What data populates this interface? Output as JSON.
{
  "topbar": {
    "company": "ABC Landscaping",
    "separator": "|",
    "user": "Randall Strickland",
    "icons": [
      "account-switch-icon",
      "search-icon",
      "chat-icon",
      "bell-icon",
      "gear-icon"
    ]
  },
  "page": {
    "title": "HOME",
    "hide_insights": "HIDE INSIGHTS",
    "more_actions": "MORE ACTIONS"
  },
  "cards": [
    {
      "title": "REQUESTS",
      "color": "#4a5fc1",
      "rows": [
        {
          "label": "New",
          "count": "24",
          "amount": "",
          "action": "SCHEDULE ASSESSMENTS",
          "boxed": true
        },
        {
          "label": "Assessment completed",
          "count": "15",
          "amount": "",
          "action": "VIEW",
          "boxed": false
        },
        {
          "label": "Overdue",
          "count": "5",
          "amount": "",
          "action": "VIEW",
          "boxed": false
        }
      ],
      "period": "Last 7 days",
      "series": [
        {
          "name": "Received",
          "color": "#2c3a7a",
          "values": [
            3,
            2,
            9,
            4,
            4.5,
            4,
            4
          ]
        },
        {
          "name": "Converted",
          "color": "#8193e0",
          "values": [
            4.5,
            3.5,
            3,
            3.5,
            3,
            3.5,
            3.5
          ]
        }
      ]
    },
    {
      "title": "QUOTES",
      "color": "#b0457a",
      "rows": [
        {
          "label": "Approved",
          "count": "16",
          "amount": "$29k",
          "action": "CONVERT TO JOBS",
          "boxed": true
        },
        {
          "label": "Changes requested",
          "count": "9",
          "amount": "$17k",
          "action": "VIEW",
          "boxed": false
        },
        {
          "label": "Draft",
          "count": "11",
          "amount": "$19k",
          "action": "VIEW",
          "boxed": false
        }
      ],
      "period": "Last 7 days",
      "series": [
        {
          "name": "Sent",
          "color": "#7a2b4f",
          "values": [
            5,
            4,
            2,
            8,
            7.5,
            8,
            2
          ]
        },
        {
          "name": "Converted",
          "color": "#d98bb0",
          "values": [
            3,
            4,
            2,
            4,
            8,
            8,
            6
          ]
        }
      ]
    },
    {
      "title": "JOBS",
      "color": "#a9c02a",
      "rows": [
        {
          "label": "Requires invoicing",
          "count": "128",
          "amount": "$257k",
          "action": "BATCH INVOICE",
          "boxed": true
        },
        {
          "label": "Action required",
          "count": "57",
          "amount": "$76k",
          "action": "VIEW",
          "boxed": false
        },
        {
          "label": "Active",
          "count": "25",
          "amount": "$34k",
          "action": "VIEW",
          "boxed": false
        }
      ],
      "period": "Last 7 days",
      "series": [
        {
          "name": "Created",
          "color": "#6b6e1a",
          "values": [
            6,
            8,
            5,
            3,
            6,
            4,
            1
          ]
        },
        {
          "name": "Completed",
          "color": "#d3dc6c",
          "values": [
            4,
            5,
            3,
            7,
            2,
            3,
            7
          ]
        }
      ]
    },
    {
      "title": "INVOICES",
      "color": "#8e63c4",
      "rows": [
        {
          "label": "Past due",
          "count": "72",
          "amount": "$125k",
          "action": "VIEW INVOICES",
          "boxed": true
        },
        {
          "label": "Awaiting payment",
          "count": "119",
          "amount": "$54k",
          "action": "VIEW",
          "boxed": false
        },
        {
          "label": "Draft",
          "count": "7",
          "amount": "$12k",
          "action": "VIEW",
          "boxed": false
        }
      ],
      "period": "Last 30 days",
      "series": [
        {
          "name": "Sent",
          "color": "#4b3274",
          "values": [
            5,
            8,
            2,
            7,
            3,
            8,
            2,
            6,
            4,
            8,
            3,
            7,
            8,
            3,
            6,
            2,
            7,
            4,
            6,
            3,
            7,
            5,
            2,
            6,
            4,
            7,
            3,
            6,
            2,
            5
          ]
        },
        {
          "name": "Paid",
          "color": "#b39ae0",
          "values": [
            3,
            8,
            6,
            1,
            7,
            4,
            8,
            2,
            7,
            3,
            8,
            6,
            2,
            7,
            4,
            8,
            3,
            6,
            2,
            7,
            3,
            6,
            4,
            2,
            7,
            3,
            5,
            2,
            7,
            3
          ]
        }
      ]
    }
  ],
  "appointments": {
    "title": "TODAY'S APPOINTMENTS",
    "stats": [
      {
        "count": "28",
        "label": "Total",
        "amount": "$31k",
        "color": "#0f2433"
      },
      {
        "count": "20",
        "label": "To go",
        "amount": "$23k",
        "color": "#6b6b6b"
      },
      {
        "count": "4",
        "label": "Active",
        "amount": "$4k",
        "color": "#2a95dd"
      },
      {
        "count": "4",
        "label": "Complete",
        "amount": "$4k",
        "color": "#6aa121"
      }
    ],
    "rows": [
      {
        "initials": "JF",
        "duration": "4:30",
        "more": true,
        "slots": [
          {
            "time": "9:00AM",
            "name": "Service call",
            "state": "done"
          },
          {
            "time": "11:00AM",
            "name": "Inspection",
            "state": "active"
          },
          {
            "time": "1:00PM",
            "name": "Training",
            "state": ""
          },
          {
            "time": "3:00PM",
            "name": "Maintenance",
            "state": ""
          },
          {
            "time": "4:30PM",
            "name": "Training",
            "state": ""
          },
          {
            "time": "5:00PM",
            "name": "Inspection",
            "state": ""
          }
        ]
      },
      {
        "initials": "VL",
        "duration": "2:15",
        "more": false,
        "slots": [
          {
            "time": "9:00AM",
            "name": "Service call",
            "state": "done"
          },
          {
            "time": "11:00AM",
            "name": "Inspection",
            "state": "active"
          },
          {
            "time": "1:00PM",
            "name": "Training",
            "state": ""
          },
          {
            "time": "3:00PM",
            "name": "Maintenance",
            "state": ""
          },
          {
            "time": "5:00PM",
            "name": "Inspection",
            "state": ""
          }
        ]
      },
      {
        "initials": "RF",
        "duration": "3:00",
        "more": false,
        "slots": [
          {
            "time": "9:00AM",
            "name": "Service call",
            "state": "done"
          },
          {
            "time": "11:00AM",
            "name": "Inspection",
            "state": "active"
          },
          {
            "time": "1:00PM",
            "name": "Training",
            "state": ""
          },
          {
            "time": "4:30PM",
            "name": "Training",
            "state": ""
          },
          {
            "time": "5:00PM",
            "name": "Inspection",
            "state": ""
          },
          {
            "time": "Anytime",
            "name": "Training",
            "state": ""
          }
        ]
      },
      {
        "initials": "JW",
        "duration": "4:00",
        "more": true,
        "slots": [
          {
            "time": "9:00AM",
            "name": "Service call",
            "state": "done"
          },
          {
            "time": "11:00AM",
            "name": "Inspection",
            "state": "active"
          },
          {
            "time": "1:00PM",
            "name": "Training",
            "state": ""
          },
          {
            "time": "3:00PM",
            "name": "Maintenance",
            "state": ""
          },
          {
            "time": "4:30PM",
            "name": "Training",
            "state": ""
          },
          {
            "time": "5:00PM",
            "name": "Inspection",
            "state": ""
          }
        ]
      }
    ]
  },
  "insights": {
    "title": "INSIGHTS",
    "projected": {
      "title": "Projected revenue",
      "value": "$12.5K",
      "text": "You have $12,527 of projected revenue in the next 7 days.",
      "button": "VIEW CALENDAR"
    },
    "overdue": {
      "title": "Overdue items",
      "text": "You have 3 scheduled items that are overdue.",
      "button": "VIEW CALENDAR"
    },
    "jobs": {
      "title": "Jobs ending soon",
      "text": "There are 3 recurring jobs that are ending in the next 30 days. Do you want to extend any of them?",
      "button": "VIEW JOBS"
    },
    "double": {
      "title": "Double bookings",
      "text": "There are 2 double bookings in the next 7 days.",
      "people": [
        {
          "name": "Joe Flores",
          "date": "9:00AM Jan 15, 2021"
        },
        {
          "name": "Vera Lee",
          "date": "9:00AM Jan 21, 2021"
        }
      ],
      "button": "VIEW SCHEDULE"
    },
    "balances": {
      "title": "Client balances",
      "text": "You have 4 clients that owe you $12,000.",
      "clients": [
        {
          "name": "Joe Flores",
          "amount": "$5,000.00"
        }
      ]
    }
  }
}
===
Copy in full each line that holds the word "There".

      "text": "There are 3 recurring jobs that are ending in the next 30 days. Do you want to extend any of them?",
      "text": "There are 2 double bookings in the next 7 days.",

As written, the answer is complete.